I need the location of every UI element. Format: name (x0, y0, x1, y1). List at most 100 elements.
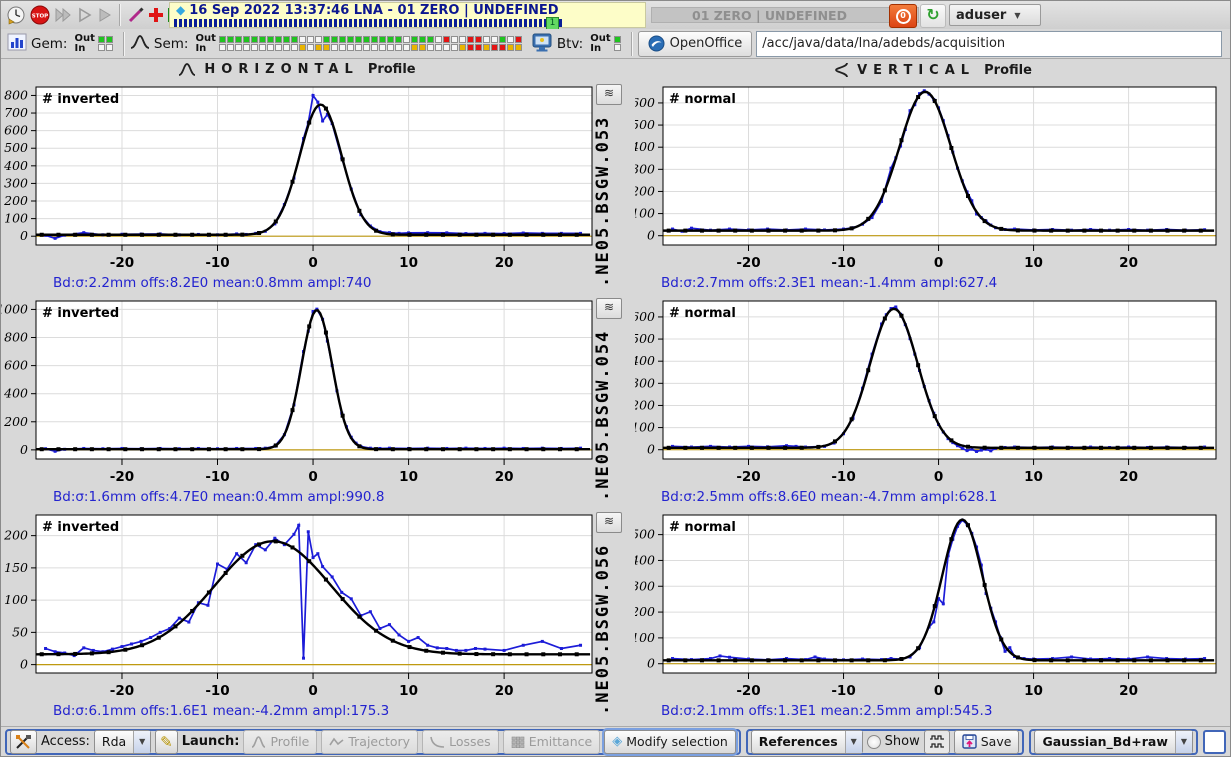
svg-text:-20: -20 (110, 255, 134, 271)
svg-text:800: 800 (4, 330, 28, 345)
svg-text:600: 600 (4, 123, 28, 138)
edit-button[interactable]: ✎ (155, 729, 178, 754)
stop-button[interactable]: STOP (29, 4, 51, 26)
bottom-toolbar: Access: Rda ▼ ✎ Launch: Profile Trajecto… (1, 726, 1230, 756)
chart-056-vertical: 0 100 200 300 400 500 -20 -10 0 10 20 # normal (635, 511, 1230, 703)
chart-053-vertical: 0 100 200 300 400 500 600 -20 -10 0 10 20 # normal (635, 83, 1230, 275)
svg-text:-10: -10 (831, 469, 855, 485)
trajectory-icon (329, 737, 344, 745)
power-button[interactable]: 0 (889, 4, 917, 28)
fit-stats-053-v: Bd:σ:2.7mm offs:2.3E1 mean:-1.4mm ampl:6… (661, 275, 998, 291)
toolbar-separator (119, 4, 121, 26)
svg-text:0: 0 (308, 469, 317, 485)
svg-text:200: 200 (3, 528, 28, 543)
svg-text:600: 600 (635, 309, 655, 324)
add-cross-icon[interactable] (145, 4, 167, 26)
svg-text:-10: -10 (205, 469, 229, 485)
vertical-profile-title: VERTICAL Profile (635, 62, 1230, 78)
losses-icon (430, 736, 445, 748)
waveforms-icon (929, 734, 944, 748)
tools-button[interactable] (10, 729, 37, 754)
cycle-progress-bar: 01 ZERO | UNDEFINED (651, 7, 919, 23)
modify-selection-button[interactable]: ◈ Modify selection (604, 729, 736, 754)
save-button[interactable]: Save (953, 729, 1020, 754)
svg-text:1000: 1000 (1, 301, 28, 316)
plot-053-horizontal: 0 100 200 300 400 500 600 700 800 -20 -10 0 10 20 # in… (1, 83, 593, 297)
play-icon[interactable] (95, 4, 117, 26)
svg-text:-10: -10 (205, 683, 229, 699)
svg-text:0: 0 (20, 657, 28, 672)
emittance-button[interactable]: Emittance (502, 729, 601, 754)
svg-text:0: 0 (934, 255, 943, 271)
comment-field[interactable] (1202, 729, 1226, 754)
waterfall-button-054[interactable]: ≋ (596, 298, 622, 319)
references-group: References ▼ Show Save (745, 728, 1025, 755)
svg-text:500: 500 (635, 527, 655, 542)
svg-text:300: 300 (635, 578, 655, 593)
show-radio[interactable] (866, 734, 881, 749)
gaussian-vertical-icon (835, 63, 848, 77)
waterfall-button-053[interactable]: ≋ (596, 84, 622, 105)
emittance-grid-icon (511, 736, 525, 748)
acquisition-count-badge: 1 (546, 17, 559, 31)
references-dropdown[interactable]: References ▼ (750, 729, 863, 754)
user-dropdown[interactable]: aduser ▼ (949, 4, 1041, 26)
fit-mode-dropdown[interactable]: Gaussian_Bd+raw ▼ (1034, 729, 1193, 754)
chevron-down-icon: ▼ (1014, 10, 1021, 20)
fit-stats-056-h: Bd:σ:6.1mm offs:1.6E1 mean:-4.2mm ampl:1… (53, 703, 390, 719)
access-dropdown[interactable]: Rda ▼ (93, 729, 152, 754)
svg-text:20: 20 (1119, 469, 1138, 485)
gem-led-grid (97, 36, 114, 51)
chevron-down-icon: ▼ (850, 737, 857, 746)
chart-054-horizontal: 0 200 400 600 800 1000 -20 -10 0 10 20 # inverted (1, 297, 593, 489)
svg-text:-20: -20 (736, 469, 760, 485)
svg-text:0: 0 (647, 228, 655, 243)
svg-text:-10: -10 (205, 255, 229, 271)
app-clock-icon[interactable] (5, 4, 27, 26)
overlay-waveforms-toggle[interactable] (923, 729, 950, 754)
svg-text:10: 10 (1024, 255, 1043, 271)
profile-button[interactable]: Profile (243, 729, 318, 754)
svg-text:10: 10 (399, 255, 418, 271)
waterfall-button-056[interactable]: ≋ (596, 512, 622, 533)
svg-text:20: 20 (495, 683, 514, 699)
svg-text:300: 300 (635, 375, 655, 390)
chevron-down-icon: ▼ (1180, 737, 1187, 746)
refresh-button[interactable]: ↻ (920, 4, 946, 28)
cycle-timestamp: ◆ 16 Sep 2022 13:37:46 LNA - 01 ZERO | UN… (176, 3, 559, 18)
btv-monitor-icon (531, 32, 553, 56)
chevron-down-icon: ▼ (139, 737, 146, 746)
svg-text:300: 300 (4, 175, 28, 190)
sem-out-in-labels: Out In (195, 32, 216, 54)
svg-text:100: 100 (635, 630, 655, 645)
svg-text:600: 600 (4, 358, 28, 373)
svg-text:400: 400 (635, 353, 655, 368)
svg-text:# inverted: # inverted (42, 520, 119, 535)
btv-label: Btv: (556, 35, 584, 52)
svg-text:100: 100 (635, 420, 655, 435)
fast-forward-icon[interactable] (53, 4, 75, 26)
svg-text:# normal: # normal (669, 520, 736, 535)
sem-gaussian-icon (130, 34, 150, 54)
svg-text:0: 0 (308, 255, 317, 271)
losses-button[interactable]: Losses (422, 729, 499, 754)
fit-mode-group: Gaussian_Bd+raw ▼ (1029, 728, 1198, 755)
gem-label: Gem: (31, 35, 68, 52)
trajectory-button[interactable]: Trajectory (321, 729, 419, 754)
device-name-054: .NE05.BSGW.054 (593, 329, 613, 501)
openoffice-button[interactable]: OpenOffice (637, 30, 753, 57)
step-forward-icon[interactable] (75, 4, 97, 26)
data-path-input[interactable] (756, 30, 1222, 57)
device-strip-053: ≋ .NE05.BSGW.053 (593, 83, 635, 297)
save-floppy-icon (962, 734, 977, 749)
toolbar-separator (122, 31, 125, 56)
marker-pen-icon[interactable] (125, 4, 147, 26)
fit-stats-053-h: Bd:σ:2.2mm offs:8.2E0 mean:0.8mm ampl:74… (53, 275, 372, 291)
fit-stats-054-h: Bd:σ:1.6mm offs:4.7E0 mean:0.4mm ampl:99… (53, 489, 385, 505)
sem-led-strip (218, 36, 523, 51)
plot-056-vertical: 0 100 200 300 400 500 -20 -10 0 10 20 # normal Bd:σ… (635, 511, 1230, 725)
svg-text:20: 20 (1119, 255, 1138, 271)
gem-out-in-labels: Out In (74, 32, 95, 54)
+---+
Reproduce verbatim the lines of Block 1 from the line containing "svg-text:-20: -20 (110, 255, 134, 271)" through the line containing "trajectory-icon (329, 737, 344, 745)", both included.

svg-text:-20: -20 (110, 255, 134, 271)
svg-text:800: 800 (4, 330, 28, 345)
svg-text:600: 600 (4, 123, 28, 138)
edit-button[interactable]: ✎ (155, 729, 178, 754)
stop-button[interactable]: STOP (29, 4, 51, 26)
bottom-toolbar: Access: Rda ▼ ✎ Launch: Profile Trajecto… (1, 726, 1230, 756)
chart-056-vertical: 0 100 200 300 400 500 -20 -10 0 10 20 # normal (635, 511, 1230, 703)
chart-053-vertical: 0 100 200 300 400 500 600 -20 -10 0 10 20 # normal (635, 83, 1230, 275)
svg-text:-10: -10 (831, 469, 855, 485)
trajectory-icon (329, 737, 344, 745)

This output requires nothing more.